- [WORK REQUIRED] Return only the number of lines in the entries below that hold the word "group".

^^^^^^^^^^^^^^^^

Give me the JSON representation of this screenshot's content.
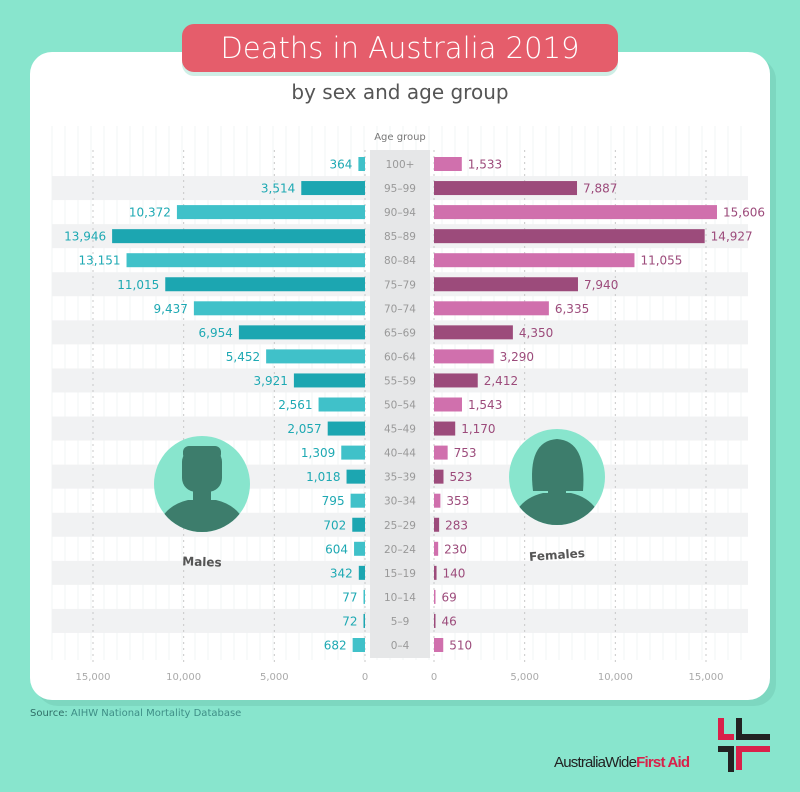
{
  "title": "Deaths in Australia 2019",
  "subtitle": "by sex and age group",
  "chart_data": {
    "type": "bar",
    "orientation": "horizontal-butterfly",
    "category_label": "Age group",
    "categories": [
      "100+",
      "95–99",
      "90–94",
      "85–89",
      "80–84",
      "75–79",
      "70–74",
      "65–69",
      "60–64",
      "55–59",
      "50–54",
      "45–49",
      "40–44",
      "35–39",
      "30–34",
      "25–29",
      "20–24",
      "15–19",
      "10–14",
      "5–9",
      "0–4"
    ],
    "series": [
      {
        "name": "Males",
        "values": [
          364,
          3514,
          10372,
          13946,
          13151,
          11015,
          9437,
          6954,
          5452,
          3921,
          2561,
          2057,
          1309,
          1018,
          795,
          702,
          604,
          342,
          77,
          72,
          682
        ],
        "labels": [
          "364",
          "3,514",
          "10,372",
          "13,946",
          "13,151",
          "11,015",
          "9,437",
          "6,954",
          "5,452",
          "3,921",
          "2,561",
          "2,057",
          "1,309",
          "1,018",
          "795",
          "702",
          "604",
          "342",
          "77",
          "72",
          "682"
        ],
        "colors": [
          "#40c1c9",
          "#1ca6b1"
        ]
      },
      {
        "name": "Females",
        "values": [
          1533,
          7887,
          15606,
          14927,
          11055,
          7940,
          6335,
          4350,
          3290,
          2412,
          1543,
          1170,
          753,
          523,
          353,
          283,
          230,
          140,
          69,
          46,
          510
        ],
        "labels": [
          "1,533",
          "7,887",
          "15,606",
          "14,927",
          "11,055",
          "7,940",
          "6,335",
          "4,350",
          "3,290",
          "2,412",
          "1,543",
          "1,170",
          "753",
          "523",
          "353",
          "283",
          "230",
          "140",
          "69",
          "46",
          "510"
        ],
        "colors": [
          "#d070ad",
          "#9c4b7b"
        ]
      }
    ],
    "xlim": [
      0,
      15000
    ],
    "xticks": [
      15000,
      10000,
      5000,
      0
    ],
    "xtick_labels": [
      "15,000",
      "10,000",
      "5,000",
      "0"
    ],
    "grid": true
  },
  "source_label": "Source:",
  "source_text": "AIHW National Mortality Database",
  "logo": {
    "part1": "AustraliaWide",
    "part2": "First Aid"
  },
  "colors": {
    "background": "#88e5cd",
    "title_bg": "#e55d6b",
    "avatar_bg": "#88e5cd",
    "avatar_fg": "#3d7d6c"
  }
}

^^^^^^^^^^^^^^^^

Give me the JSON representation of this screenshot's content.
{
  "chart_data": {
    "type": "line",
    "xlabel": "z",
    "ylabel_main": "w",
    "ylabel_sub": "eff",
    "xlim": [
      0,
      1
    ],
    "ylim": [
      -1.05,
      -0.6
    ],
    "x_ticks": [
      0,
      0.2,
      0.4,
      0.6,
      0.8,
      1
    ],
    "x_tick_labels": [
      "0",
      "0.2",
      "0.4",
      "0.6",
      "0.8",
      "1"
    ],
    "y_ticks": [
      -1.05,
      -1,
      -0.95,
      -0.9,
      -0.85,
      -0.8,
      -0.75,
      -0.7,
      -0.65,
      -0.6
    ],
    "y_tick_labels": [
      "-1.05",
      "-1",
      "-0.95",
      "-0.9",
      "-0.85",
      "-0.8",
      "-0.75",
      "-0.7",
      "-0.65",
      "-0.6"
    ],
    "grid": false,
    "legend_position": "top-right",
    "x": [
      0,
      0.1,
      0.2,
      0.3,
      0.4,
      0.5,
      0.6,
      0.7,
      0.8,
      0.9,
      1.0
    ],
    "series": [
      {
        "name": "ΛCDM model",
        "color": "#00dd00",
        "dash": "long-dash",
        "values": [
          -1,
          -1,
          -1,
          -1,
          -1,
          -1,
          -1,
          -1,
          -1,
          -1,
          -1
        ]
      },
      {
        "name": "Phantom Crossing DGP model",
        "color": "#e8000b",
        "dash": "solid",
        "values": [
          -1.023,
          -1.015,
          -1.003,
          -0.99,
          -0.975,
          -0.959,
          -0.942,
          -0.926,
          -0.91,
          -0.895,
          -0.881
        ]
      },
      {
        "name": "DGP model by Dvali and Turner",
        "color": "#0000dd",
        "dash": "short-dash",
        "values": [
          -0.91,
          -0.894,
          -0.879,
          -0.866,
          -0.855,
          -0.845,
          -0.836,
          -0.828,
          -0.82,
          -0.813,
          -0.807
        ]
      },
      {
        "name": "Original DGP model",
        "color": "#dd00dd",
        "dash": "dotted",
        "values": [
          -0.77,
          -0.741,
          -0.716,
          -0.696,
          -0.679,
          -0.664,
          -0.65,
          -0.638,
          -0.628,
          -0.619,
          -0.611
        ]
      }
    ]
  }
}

^^^^^^^^^^^^^^^^

- [COMPLETED EXERCISE] 2